* start *

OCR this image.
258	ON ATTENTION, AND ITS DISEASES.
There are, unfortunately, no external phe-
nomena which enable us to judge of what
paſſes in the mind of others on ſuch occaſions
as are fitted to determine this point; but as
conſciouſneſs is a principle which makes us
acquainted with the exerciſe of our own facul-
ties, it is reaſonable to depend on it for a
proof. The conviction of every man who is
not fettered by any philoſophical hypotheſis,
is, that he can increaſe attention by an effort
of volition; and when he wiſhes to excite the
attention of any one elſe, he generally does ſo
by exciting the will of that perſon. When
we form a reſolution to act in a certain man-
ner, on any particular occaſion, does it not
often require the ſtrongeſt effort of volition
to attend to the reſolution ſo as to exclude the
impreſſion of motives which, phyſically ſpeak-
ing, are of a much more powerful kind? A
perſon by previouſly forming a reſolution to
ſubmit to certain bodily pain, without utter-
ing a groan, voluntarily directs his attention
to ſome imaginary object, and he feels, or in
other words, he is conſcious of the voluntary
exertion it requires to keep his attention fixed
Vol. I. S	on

* end *
* start *

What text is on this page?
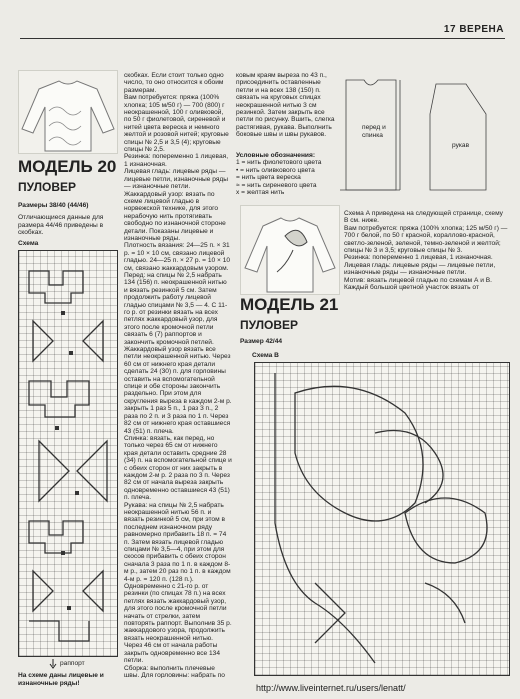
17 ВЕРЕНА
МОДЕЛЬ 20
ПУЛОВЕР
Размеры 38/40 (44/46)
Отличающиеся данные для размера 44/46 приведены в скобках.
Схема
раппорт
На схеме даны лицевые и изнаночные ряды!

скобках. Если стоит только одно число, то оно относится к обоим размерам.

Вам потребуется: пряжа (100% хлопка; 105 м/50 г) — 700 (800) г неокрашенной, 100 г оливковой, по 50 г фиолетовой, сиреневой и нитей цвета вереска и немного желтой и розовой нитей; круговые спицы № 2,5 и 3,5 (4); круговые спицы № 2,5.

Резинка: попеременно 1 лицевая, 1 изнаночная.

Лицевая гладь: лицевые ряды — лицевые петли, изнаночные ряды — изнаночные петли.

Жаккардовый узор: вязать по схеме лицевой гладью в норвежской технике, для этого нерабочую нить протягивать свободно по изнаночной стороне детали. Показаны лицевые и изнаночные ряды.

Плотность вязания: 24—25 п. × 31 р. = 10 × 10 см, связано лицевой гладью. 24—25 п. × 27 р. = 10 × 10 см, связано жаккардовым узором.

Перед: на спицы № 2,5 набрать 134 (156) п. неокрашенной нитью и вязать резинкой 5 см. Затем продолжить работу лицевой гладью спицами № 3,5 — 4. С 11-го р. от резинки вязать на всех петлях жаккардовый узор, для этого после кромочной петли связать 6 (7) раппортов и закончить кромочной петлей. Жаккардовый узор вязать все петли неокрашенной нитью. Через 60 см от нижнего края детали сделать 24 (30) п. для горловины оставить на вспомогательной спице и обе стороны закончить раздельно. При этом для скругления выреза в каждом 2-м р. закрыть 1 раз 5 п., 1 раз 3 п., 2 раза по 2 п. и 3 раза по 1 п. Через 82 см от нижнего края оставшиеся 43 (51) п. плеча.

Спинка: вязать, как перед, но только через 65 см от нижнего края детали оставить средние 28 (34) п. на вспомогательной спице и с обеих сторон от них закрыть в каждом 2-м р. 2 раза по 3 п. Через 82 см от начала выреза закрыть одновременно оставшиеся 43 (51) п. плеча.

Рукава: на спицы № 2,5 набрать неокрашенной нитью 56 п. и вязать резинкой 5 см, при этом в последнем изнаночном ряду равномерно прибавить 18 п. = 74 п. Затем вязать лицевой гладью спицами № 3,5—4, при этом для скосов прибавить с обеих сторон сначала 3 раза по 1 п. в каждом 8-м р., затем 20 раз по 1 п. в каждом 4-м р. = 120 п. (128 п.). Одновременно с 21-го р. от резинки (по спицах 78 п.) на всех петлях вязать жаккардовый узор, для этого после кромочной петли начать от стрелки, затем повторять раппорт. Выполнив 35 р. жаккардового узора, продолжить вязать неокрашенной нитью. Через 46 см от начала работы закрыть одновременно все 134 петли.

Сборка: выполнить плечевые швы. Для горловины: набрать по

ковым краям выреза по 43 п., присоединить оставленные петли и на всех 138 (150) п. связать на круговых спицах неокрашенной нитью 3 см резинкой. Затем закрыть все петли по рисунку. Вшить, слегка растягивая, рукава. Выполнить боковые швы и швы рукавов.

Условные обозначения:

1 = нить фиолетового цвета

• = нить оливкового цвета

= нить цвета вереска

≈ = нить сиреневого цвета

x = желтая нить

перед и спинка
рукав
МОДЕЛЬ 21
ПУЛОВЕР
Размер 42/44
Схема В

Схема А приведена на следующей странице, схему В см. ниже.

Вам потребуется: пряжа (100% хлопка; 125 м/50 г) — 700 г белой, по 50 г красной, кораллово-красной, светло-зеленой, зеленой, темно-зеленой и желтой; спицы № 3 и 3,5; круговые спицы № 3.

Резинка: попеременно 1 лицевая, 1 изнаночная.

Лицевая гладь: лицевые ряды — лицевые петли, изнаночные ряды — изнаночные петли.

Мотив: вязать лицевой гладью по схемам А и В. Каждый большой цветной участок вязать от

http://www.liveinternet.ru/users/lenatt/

* end *

• **Set exercise**
Read the lines above. Gather those in which the string "reſolution" is found.

• **Answer below**
we form a reſolution to act in a certain man-
to attend to the reſolution ſo as to exclude the
perſon by previouſly forming a reſolution to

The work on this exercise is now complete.